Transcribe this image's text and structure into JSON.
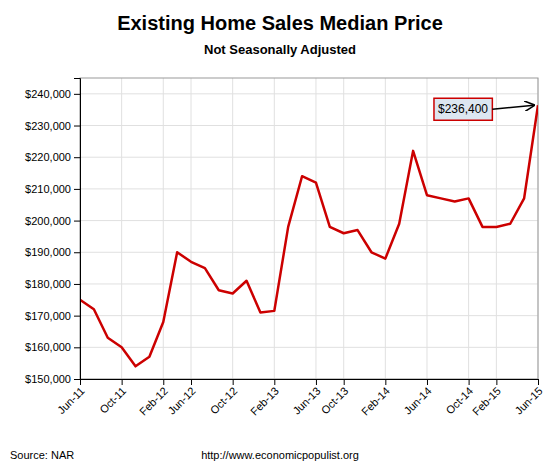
{
  "chart_data": {
    "type": "line",
    "title": "Existing Home Sales Median Price",
    "subtitle": "Not Seasonally Adjusted",
    "source": "Source: NAR",
    "url": "http://www.economicpopulist.org",
    "annotation": "$236,400",
    "color": "#cc0000",
    "grid": true,
    "categories": [
      "Jun-11",
      null,
      null,
      "Oct-11",
      null,
      null,
      "Feb-12",
      null,
      "Jun-12",
      null,
      null,
      "Oct-12",
      null,
      null,
      "Feb-13",
      null,
      null,
      "Jun-13",
      null,
      "Oct-13",
      null,
      null,
      "Feb-14",
      null,
      null,
      "Jun-14",
      null,
      null,
      "Oct-14",
      null,
      "Feb-15",
      null,
      null,
      "Jun-15"
    ],
    "values": [
      175000,
      172000,
      163000,
      160000,
      154000,
      157000,
      168000,
      190000,
      187000,
      185000,
      178000,
      177000,
      181000,
      171000,
      171500,
      198000,
      214000,
      212000,
      198000,
      196000,
      197000,
      190000,
      188000,
      199000,
      222000,
      208000,
      207000,
      206000,
      207000,
      198000,
      198000,
      199000,
      207000,
      236400
    ],
    "ylim": [
      150000,
      245000
    ],
    "yticks": [
      {
        "value": 150000,
        "label": "$150,000"
      },
      {
        "value": 160000,
        "label": "$160,000"
      },
      {
        "value": 170000,
        "label": "$170,000"
      },
      {
        "value": 180000,
        "label": "$180,000"
      },
      {
        "value": 190000,
        "label": "$190,000"
      },
      {
        "value": 200000,
        "label": "$200,000"
      },
      {
        "value": 210000,
        "label": "$210,000"
      },
      {
        "value": 220000,
        "label": "$220,000"
      },
      {
        "value": 230000,
        "label": "$230,000"
      },
      {
        "value": 240000,
        "label": "$240,000"
      }
    ]
  }
}
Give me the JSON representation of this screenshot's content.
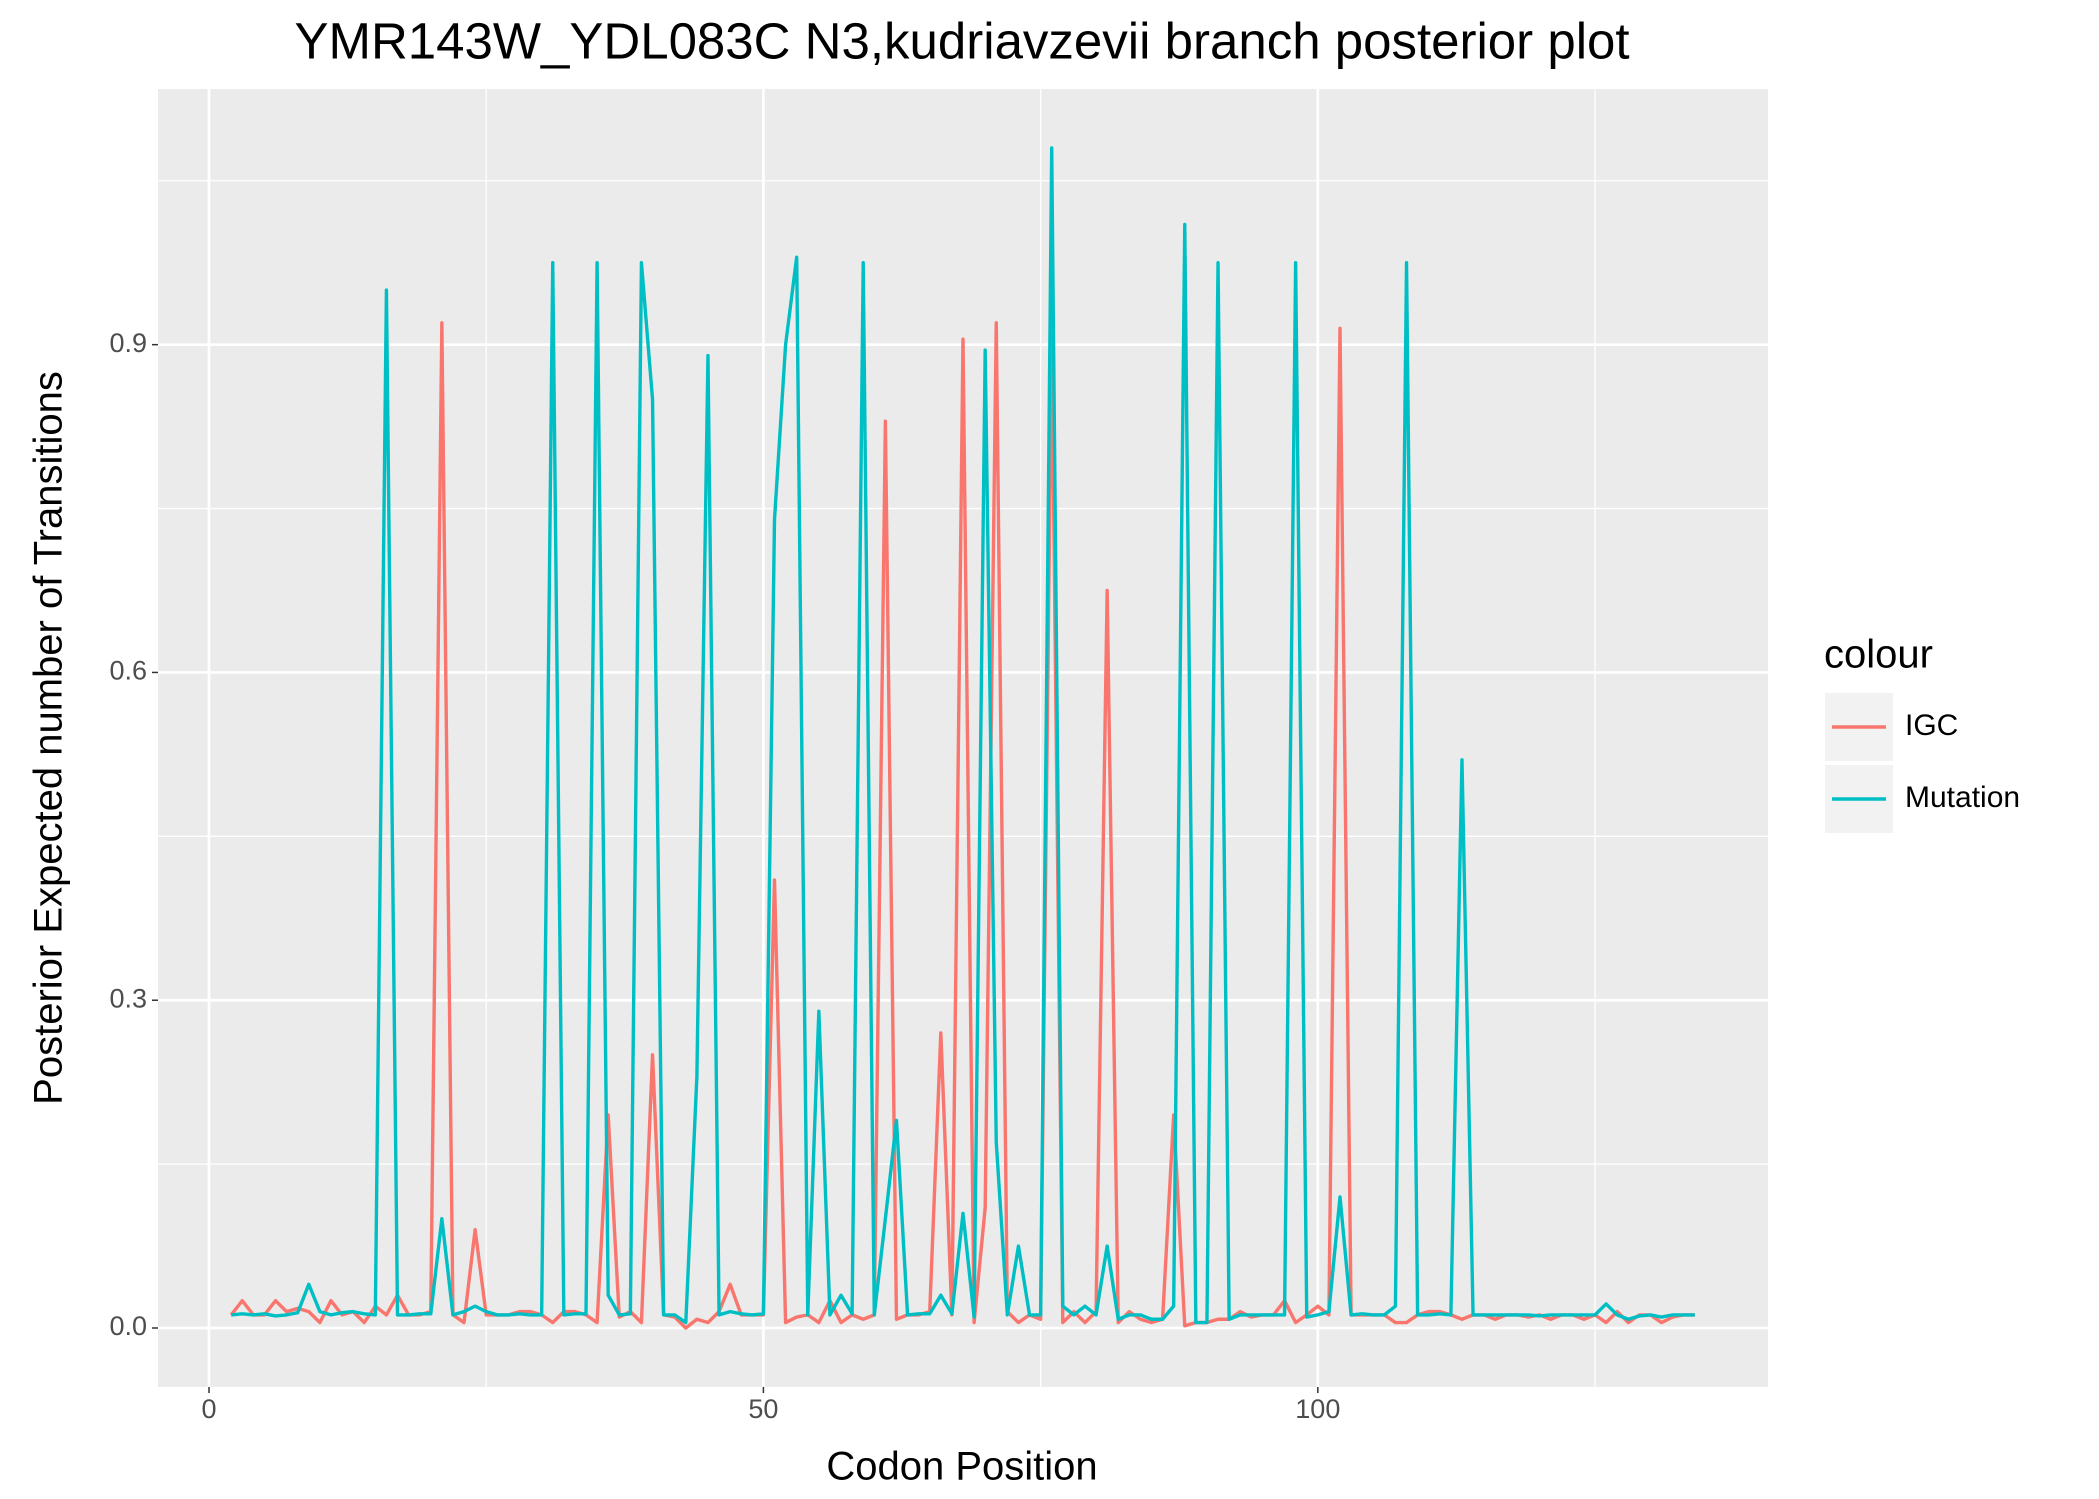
{
  "chart_data": {
    "type": "line",
    "title": "YMR143W_YDL083C N3,kudriavzevii branch posterior plot",
    "x_label": "Codon Position",
    "y_label": "Posterior Expected number of Transitions",
    "legend_title": "colour",
    "legend_position": "right",
    "grid": true,
    "background": "#ebebeb",
    "xlim": [
      -4.6,
      140.6
    ],
    "ylim": [
      -0.054,
      1.134
    ],
    "xticks": [
      0,
      50,
      100
    ],
    "yticks": [
      {
        "value": 0,
        "label": "0.0"
      },
      {
        "value": 0.3,
        "label": "0.3"
      },
      {
        "value": 0.6,
        "label": "0.6"
      },
      {
        "value": 0.9,
        "label": "0.9"
      }
    ],
    "x": [
      2,
      3,
      4,
      5,
      6,
      7,
      8,
      9,
      10,
      11,
      12,
      13,
      14,
      15,
      16,
      17,
      18,
      19,
      20,
      21,
      22,
      23,
      24,
      25,
      26,
      27,
      28,
      29,
      30,
      31,
      32,
      33,
      34,
      35,
      36,
      37,
      38,
      39,
      40,
      41,
      42,
      43,
      44,
      45,
      46,
      47,
      48,
      49,
      50,
      51,
      52,
      53,
      54,
      55,
      56,
      57,
      58,
      59,
      60,
      61,
      62,
      63,
      64,
      65,
      66,
      67,
      68,
      69,
      70,
      71,
      72,
      73,
      74,
      75,
      76,
      77,
      78,
      79,
      80,
      81,
      82,
      83,
      84,
      85,
      86,
      87,
      88,
      89,
      90,
      91,
      92,
      93,
      94,
      95,
      96,
      97,
      98,
      99,
      100,
      101,
      102,
      103,
      104,
      105,
      106,
      107,
      108,
      109,
      110,
      111,
      112,
      113,
      114,
      115,
      116,
      117,
      118,
      119,
      120,
      121,
      122,
      123,
      124,
      125,
      126,
      127,
      128,
      129,
      130,
      131,
      132,
      133,
      134
    ],
    "series": [
      {
        "name": "IGC",
        "color": "#F8766D",
        "values": [
          0.012,
          0.025,
          0.012,
          0.012,
          0.025,
          0.015,
          0.018,
          0.015,
          0.005,
          0.025,
          0.012,
          0.015,
          0.005,
          0.02,
          0.012,
          0.03,
          0.012,
          0.012,
          0.015,
          0.92,
          0.012,
          0.005,
          0.09,
          0.012,
          0.012,
          0.012,
          0.015,
          0.015,
          0.012,
          0.005,
          0.015,
          0.015,
          0.012,
          0.005,
          0.195,
          0.01,
          0.015,
          0.005,
          0.25,
          0.012,
          0.01,
          0.0,
          0.008,
          0.005,
          0.015,
          0.04,
          0.012,
          0.012,
          0.012,
          0.41,
          0.005,
          0.01,
          0.012,
          0.005,
          0.025,
          0.005,
          0.012,
          0.008,
          0.012,
          0.83,
          0.008,
          0.012,
          0.012,
          0.015,
          0.27,
          0.012,
          0.905,
          0.005,
          0.11,
          0.92,
          0.015,
          0.005,
          0.012,
          0.008,
          0.91,
          0.005,
          0.015,
          0.005,
          0.015,
          0.675,
          0.005,
          0.015,
          0.008,
          0.005,
          0.008,
          0.195,
          0.002,
          0.005,
          0.005,
          0.008,
          0.008,
          0.015,
          0.01,
          0.012,
          0.012,
          0.025,
          0.005,
          0.012,
          0.02,
          0.012,
          0.915,
          0.012,
          0.012,
          0.012,
          0.012,
          0.005,
          0.005,
          0.012,
          0.015,
          0.015,
          0.012,
          0.008,
          0.012,
          0.012,
          0.008,
          0.012,
          0.012,
          0.01,
          0.012,
          0.008,
          0.012,
          0.012,
          0.008,
          0.012,
          0.005,
          0.015,
          0.005,
          0.012,
          0.012,
          0.005,
          0.01,
          0.012,
          0.012
        ]
      },
      {
        "name": "Mutation",
        "color": "#00BFC4",
        "values": [
          0.012,
          0.013,
          0.012,
          0.013,
          0.011,
          0.012,
          0.014,
          0.04,
          0.015,
          0.012,
          0.014,
          0.015,
          0.013,
          0.012,
          0.95,
          0.012,
          0.012,
          0.013,
          0.013,
          0.1,
          0.012,
          0.015,
          0.02,
          0.015,
          0.012,
          0.012,
          0.013,
          0.012,
          0.012,
          0.975,
          0.012,
          0.013,
          0.013,
          0.975,
          0.03,
          0.012,
          0.013,
          0.975,
          0.85,
          0.012,
          0.012,
          0.005,
          0.23,
          0.89,
          0.012,
          0.015,
          0.013,
          0.012,
          0.013,
          0.74,
          0.9,
          0.98,
          0.012,
          0.29,
          0.012,
          0.03,
          0.013,
          0.975,
          0.012,
          0.1,
          0.19,
          0.012,
          0.013,
          0.013,
          0.03,
          0.013,
          0.105,
          0.01,
          0.895,
          0.17,
          0.012,
          0.075,
          0.012,
          0.012,
          1.08,
          0.02,
          0.012,
          0.02,
          0.012,
          0.075,
          0.008,
          0.012,
          0.012,
          0.008,
          0.008,
          0.02,
          1.01,
          0.005,
          0.005,
          0.975,
          0.008,
          0.012,
          0.012,
          0.012,
          0.012,
          0.012,
          0.975,
          0.01,
          0.012,
          0.015,
          0.12,
          0.012,
          0.013,
          0.012,
          0.012,
          0.02,
          0.975,
          0.012,
          0.012,
          0.013,
          0.012,
          0.52,
          0.012,
          0.012,
          0.012,
          0.012,
          0.012,
          0.012,
          0.011,
          0.012,
          0.012,
          0.012,
          0.012,
          0.012,
          0.022,
          0.012,
          0.008,
          0.011,
          0.012,
          0.01,
          0.012,
          0.012,
          0.012
        ]
      }
    ]
  }
}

● ● ● ●

Pictures are excluded; copy every other part of the records exactly.

Transcribe this image's text and structure into JSON.
{
  "chart_data": {
    "type": "line",
    "title": "Existing Home Sales Median Price",
    "subtitle": "Not Seasonally Adjusted",
    "source": "Source: NAR",
    "url": "http://www.economicpopulist.org",
    "annotation": "$236,400",
    "color": "#cc0000",
    "grid": true,
    "categories": [
      "Jun-11",
      null,
      null,
      "Oct-11",
      null,
      null,
      "Feb-12",
      null,
      "Jun-12",
      null,
      null,
      "Oct-12",
      null,
      null,
      "Feb-13",
      null,
      null,
      "Jun-13",
      null,
      "Oct-13",
      null,
      null,
      "Feb-14",
      null,
      null,
      "Jun-14",
      null,
      null,
      "Oct-14",
      null,
      "Feb-15",
      null,
      null,
      "Jun-15"
    ],
    "values": [
      175000,
      172000,
      163000,
      160000,
      154000,
      157000,
      168000,
      190000,
      187000,
      185000,
      178000,
      177000,
      181000,
      171000,
      171500,
      198000,
      214000,
      212000,
      198000,
      196000,
      197000,
      190000,
      188000,
      199000,
      222000,
      208000,
      207000,
      206000,
      207000,
      198000,
      198000,
      199000,
      207000,
      236400
    ],
    "ylim": [
      150000,
      245000
    ],
    "yticks": [
      {
        "value": 150000,
        "label": "$150,000"
      },
      {
        "value": 160000,
        "label": "$160,000"
      },
      {
        "value": 170000,
        "label": "$170,000"
      },
      {
        "value": 180000,
        "label": "$180,000"
      },
      {
        "value": 190000,
        "label": "$190,000"
      },
      {
        "value": 200000,
        "label": "$200,000"
      },
      {
        "value": 210000,
        "label": "$210,000"
      },
      {
        "value": 220000,
        "label": "$220,000"
      },
      {
        "value": 230000,
        "label": "$230,000"
      },
      {
        "value": 240000,
        "label": "$240,000"
      }
    ]
  }
}
Give me the JSON representation of this screenshot's content.
{
  "chart_data": {
    "type": "line",
    "title": "YMR143W_YDL083C N3,kudriavzevii branch posterior plot",
    "x_label": "Codon Position",
    "y_label": "Posterior Expected number of Transitions",
    "legend_title": "colour",
    "legend_position": "right",
    "grid": true,
    "background": "#ebebeb",
    "xlim": [
      -4.6,
      140.6
    ],
    "ylim": [
      -0.054,
      1.134
    ],
    "xticks": [
      0,
      50,
      100
    ],
    "yticks": [
      {
        "value": 0,
        "label": "0.0"
      },
      {
        "value": 0.3,
        "label": "0.3"
      },
      {
        "value": 0.6,
        "label": "0.6"
      },
      {
        "value": 0.9,
        "label": "0.9"
      }
    ],
    "x": [
      2,
      3,
      4,
      5,
      6,
      7,
      8,
      9,
      10,
      11,
      12,
      13,
      14,
      15,
      16,
      17,
      18,
      19,
      20,
      21,
      22,
      23,
      24,
      25,
      26,
      27,
      28,
      29,
      30,
      31,
      32,
      33,
      34,
      35,
      36,
      37,
      38,
      39,
      40,
      41,
      42,
      43,
      44,
      45,
      46,
      47,
      48,
      49,
      50,
      51,
      52,
      53,
      54,
      55,
      56,
      57,
      58,
      59,
      60,
      61,
      62,
      63,
      64,
      65,
      66,
      67,
      68,
      69,
      70,
      71,
      72,
      73,
      74,
      75,
      76,
      77,
      78,
      79,
      80,
      81,
      82,
      83,
      84,
      85,
      86,
      87,
      88,
      89,
      90,
      91,
      92,
      93,
      94,
      95,
      96,
      97,
      98,
      99,
      100,
      101,
      102,
      103,
      104,
      105,
      106,
      107,
      108,
      109,
      110,
      111,
      112,
      113,
      114,
      115,
      116,
      117,
      118,
      119,
      120,
      121,
      122,
      123,
      124,
      125,
      126,
      127,
      128,
      129,
      130,
      131,
      132,
      133,
      134
    ],
    "series": [
      {
        "name": "IGC",
        "color": "#F8766D",
        "values": [
          0.012,
          0.025,
          0.012,
          0.012,
          0.025,
          0.015,
          0.018,
          0.015,
          0.005,
          0.025,
          0.012,
          0.015,
          0.005,
          0.02,
          0.012,
          0.03,
          0.012,
          0.012,
          0.015,
          0.92,
          0.012,
          0.005,
          0.09,
          0.012,
          0.012,
          0.012,
          0.015,
          0.015,
          0.012,
          0.005,
          0.015,
          0.015,
          0.012,
          0.005,
          0.195,
          0.01,
          0.015,
          0.005,
          0.25,
          0.012,
          0.01,
          0.0,
          0.008,
          0.005,
          0.015,
          0.04,
          0.012,
          0.012,
          0.012,
          0.41,
          0.005,
          0.01,
          0.012,
          0.005,
          0.025,
          0.005,
          0.012,
          0.008,
          0.012,
          0.83,
          0.008,
          0.012,
          0.012,
          0.015,
          0.27,
          0.012,
          0.905,
          0.005,
          0.11,
          0.92,
          0.015,
          0.005,
          0.012,
          0.008,
          0.91,
          0.005,
          0.015,
          0.005,
          0.015,
          0.675,
          0.005,
          0.015,
          0.008,
          0.005,
          0.008,
          0.195,
          0.002,
          0.005,
          0.005,
          0.008,
          0.008,
          0.015,
          0.01,
          0.012,
          0.012,
          0.025,
          0.005,
          0.012,
          0.02,
          0.012,
          0.915,
          0.012,
          0.012,
          0.012,
          0.012,
          0.005,
          0.005,
          0.012,
          0.015,
          0.015,
          0.012,
          0.008,
          0.012,
          0.012,
          0.008,
          0.012,
          0.012,
          0.01,
          0.012,
          0.008,
          0.012,
          0.012,
          0.008,
          0.012,
          0.005,
          0.015,
          0.005,
          0.012,
          0.012,
          0.005,
          0.01,
          0.012,
          0.012
        ]
      },
      {
        "name": "Mutation",
        "color": "#00BFC4",
        "values": [
          0.012,
          0.013,
          0.012,
          0.013,
          0.011,
          0.012,
          0.014,
          0.04,
          0.015,
          0.012,
          0.014,
          0.015,
          0.013,
          0.012,
          0.95,
          0.012,
          0.012,
          0.013,
          0.013,
          0.1,
          0.012,
          0.015,
          0.02,
          0.015,
          0.012,
          0.012,
          0.013,
          0.012,
          0.012,
          0.975,
          0.012,
          0.013,
          0.013,
          0.975,
          0.03,
          0.012,
          0.013,
          0.975,
          0.85,
          0.012,
          0.012,
          0.005,
          0.23,
          0.89,
          0.012,
          0.015,
          0.013,
          0.012,
          0.013,
          0.74,
          0.9,
          0.98,
          0.012,
          0.29,
          0.012,
          0.03,
          0.013,
          0.975,
          0.012,
          0.1,
          0.19,
          0.012,
          0.013,
          0.013,
          0.03,
          0.013,
          0.105,
          0.01,
          0.895,
          0.17,
          0.012,
          0.075,
          0.012,
          0.012,
          1.08,
          0.02,
          0.012,
          0.02,
          0.012,
          0.075,
          0.008,
          0.012,
          0.012,
          0.008,
          0.008,
          0.02,
          1.01,
          0.005,
          0.005,
          0.975,
          0.008,
          0.012,
          0.012,
          0.012,
          0.012,
          0.012,
          0.975,
          0.01,
          0.012,
          0.015,
          0.12,
          0.012,
          0.013,
          0.012,
          0.012,
          0.02,
          0.975,
          0.012,
          0.012,
          0.013,
          0.012,
          0.52,
          0.012,
          0.012,
          0.012,
          0.012,
          0.012,
          0.012,
          0.011,
          0.012,
          0.012,
          0.012,
          0.012,
          0.012,
          0.022,
          0.012,
          0.008,
          0.011,
          0.012,
          0.01,
          0.012,
          0.012,
          0.012
        ]
      }
    ]
  }
}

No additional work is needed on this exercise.